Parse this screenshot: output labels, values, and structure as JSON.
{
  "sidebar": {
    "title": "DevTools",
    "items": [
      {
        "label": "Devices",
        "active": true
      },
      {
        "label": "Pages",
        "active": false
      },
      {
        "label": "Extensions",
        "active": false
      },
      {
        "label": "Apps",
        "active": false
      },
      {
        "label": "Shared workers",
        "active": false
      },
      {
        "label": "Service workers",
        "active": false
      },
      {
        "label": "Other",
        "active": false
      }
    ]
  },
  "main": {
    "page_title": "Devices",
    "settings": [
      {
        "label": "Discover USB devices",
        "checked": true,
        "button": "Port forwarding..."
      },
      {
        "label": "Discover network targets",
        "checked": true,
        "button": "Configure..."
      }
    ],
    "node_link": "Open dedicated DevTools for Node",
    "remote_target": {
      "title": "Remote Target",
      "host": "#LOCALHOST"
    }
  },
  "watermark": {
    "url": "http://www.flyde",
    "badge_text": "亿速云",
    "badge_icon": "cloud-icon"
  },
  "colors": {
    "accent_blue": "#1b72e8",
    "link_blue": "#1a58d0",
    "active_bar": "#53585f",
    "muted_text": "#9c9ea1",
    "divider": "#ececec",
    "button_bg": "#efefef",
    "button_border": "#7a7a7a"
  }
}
---
Written instruction
Each record above should be restated word for word.

Response to the exercise
Parse this screenshot: output labels, values, and structure as JSON.
{
  "sidebar": {
    "title": "DevTools",
    "items": [
      {
        "label": "Devices",
        "active": true
      },
      {
        "label": "Pages",
        "active": false
      },
      {
        "label": "Extensions",
        "active": false
      },
      {
        "label": "Apps",
        "active": false
      },
      {
        "label": "Shared workers",
        "active": false
      },
      {
        "label": "Service workers",
        "active": false
      },
      {
        "label": "Other",
        "active": false
      }
    ]
  },
  "main": {
    "page_title": "Devices",
    "settings": [
      {
        "label": "Discover USB devices",
        "checked": true,
        "button": "Port forwarding..."
      },
      {
        "label": "Discover network targets",
        "checked": true,
        "button": "Configure..."
      }
    ],
    "node_link": "Open dedicated DevTools for Node",
    "remote_target": {
      "title": "Remote Target",
      "host": "#LOCALHOST"
    }
  },
  "watermark": {
    "url": "http://www.flyde",
    "badge_text": "亿速云",
    "badge_icon": "cloud-icon"
  },
  "colors": {
    "accent_blue": "#1b72e8",
    "link_blue": "#1a58d0",
    "active_bar": "#53585f",
    "muted_text": "#9c9ea1",
    "divider": "#ececec",
    "button_bg": "#efefef",
    "button_border": "#7a7a7a"
  }
}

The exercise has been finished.